====== GIVEN DATA ======

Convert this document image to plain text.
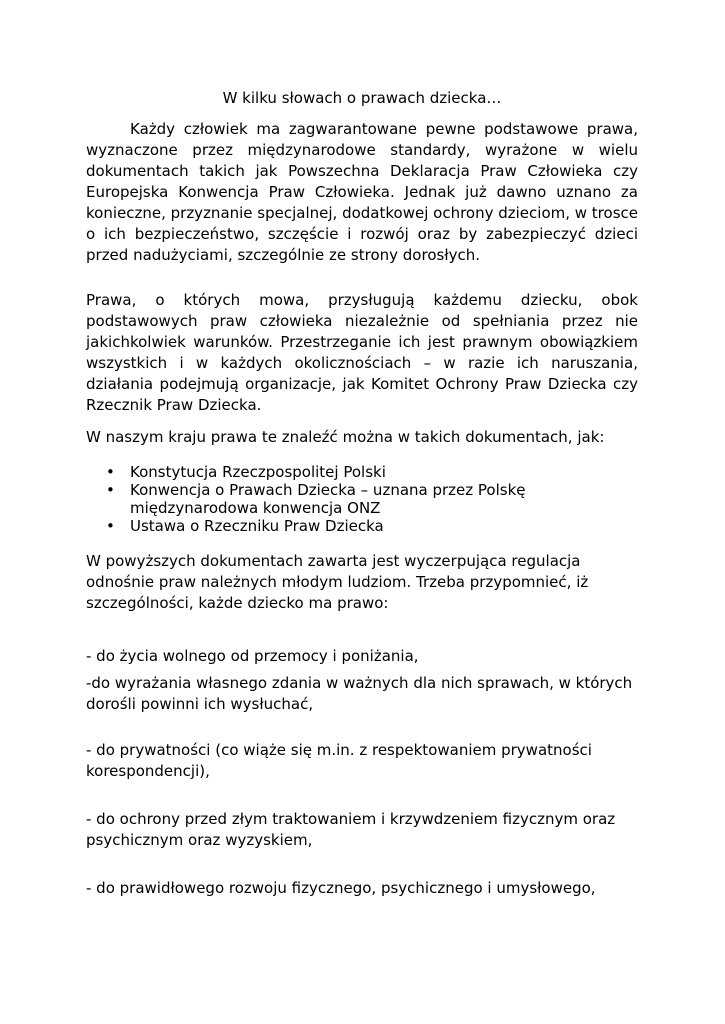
W kilku słowach o prawach dziecka…

Każdy człowiek ma zagwarantowane pewne podstawowe prawa, wyznaczone przez międzynarodowe standardy, wyrażone w wielu dokumentach takich jak Powszechna Deklaracja Praw Człowieka czy Europejska Konwencja Praw Człowieka. Jednak już dawno uznano za konieczne, przyznanie specjalnej, dodatkowej ochrony dzieciom, w trosce o ich bezpieczeństwo, szczęście i rozwój oraz by zabezpieczyć dzieci przed nadużyciami, szczególnie ze strony dorosłych.

Prawa, o których mowa, przysługują każdemu dziecku, obok podstawowych praw człowieka niezależnie od spełniania przez nie jakichkolwiek warunków. Przestrzeganie ich jest prawnym obowiązkiem wszystkich i w każdych okolicznościach – w razie ich naruszania, działania podejmują organizacje, jak Komitet Ochrony Praw Dziecka czy Rzecznik Praw Dziecka.

W naszym kraju prawa te znaleźć można w takich dokumentach, jak:

• Konstytucja Rzeczpospolitej Polski
• Konwencja o Prawach Dziecka – uznana przez Polskę międzynarodowa konwencja ONZ
• Ustawa o Rzeczniku Praw Dziecka

W powyższych dokumentach zawarta jest wyczerpująca regulacja odnośnie praw należnych młodym ludziom. Trzeba przypomnieć, iż szczególności, każde dziecko ma prawo:

- do życia wolnego od przemocy i poniżania,

-do wyrażania własnego zdania w ważnych dla nich sprawach, w których dorośli powinni ich wysłuchać,

- do prywatności (co wiąże się m.in. z respektowaniem prywatności korespondencji),

- do ochrony przed złym traktowaniem i krzywdzeniem fizycznym oraz psychicznym oraz wyzyskiem,

- do prawidłowego rozwoju fizycznego, psychicznego i umysłowego,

======

→ **WHAT IS REQUIRED**
Your copy should repeat each entry above exactly but contain no pictures.

→ **THE COMPLETED TASK**
Convert this document image to plain text.
W kilku słowach o prawach dziecka…

Każdy człowiek ma zagwarantowane pewne podstawowe prawa, wyznaczone przez międzynarodowe standardy, wyrażone w wielu dokumentach takich jak Powszechna Deklaracja Praw Człowieka czy Europejska Konwencja Praw Człowieka. Jednak już dawno uznano za konieczne, przyznanie specjalnej, dodatkowej ochrony dzieciom, w trosce o ich bezpieczeństwo, szczęście i rozwój oraz by zabezpieczyć dzieci przed nadużyciami, szczególnie ze strony dorosłych.

Prawa, o których mowa, przysługują każdemu dziecku, obok podstawowych praw człowieka niezależnie od spełniania przez nie jakichkolwiek warunków. Przestrzeganie ich jest prawnym obowiązkiem wszystkich i w każdych okolicznościach – w razie ich naruszania, działania podejmują organizacje, jak Komitet Ochrony Praw Dziecka czy Rzecznik Praw Dziecka.

W naszym kraju prawa te znaleźć można w takich dokumentach, jak:

• Konstytucja Rzeczpospolitej Polski
• Konwencja o Prawach Dziecka – uznana przez Polskę międzynarodowa konwencja ONZ
• Ustawa o Rzeczniku Praw Dziecka

W powyższych dokumentach zawarta jest wyczerpująca regulacja odnośnie praw należnych młodym ludziom. Trzeba przypomnieć, iż szczególności, każde dziecko ma prawo:

- do życia wolnego od przemocy i poniżania,

-do wyrażania własnego zdania w ważnych dla nich sprawach, w których dorośli powinni ich wysłuchać,

- do prywatności (co wiąże się m.in. z respektowaniem prywatności korespondencji),

- do ochrony przed złym traktowaniem i krzywdzeniem fizycznym oraz psychicznym oraz wyzyskiem,

- do prawidłowego rozwoju fizycznego, psychicznego i umysłowego,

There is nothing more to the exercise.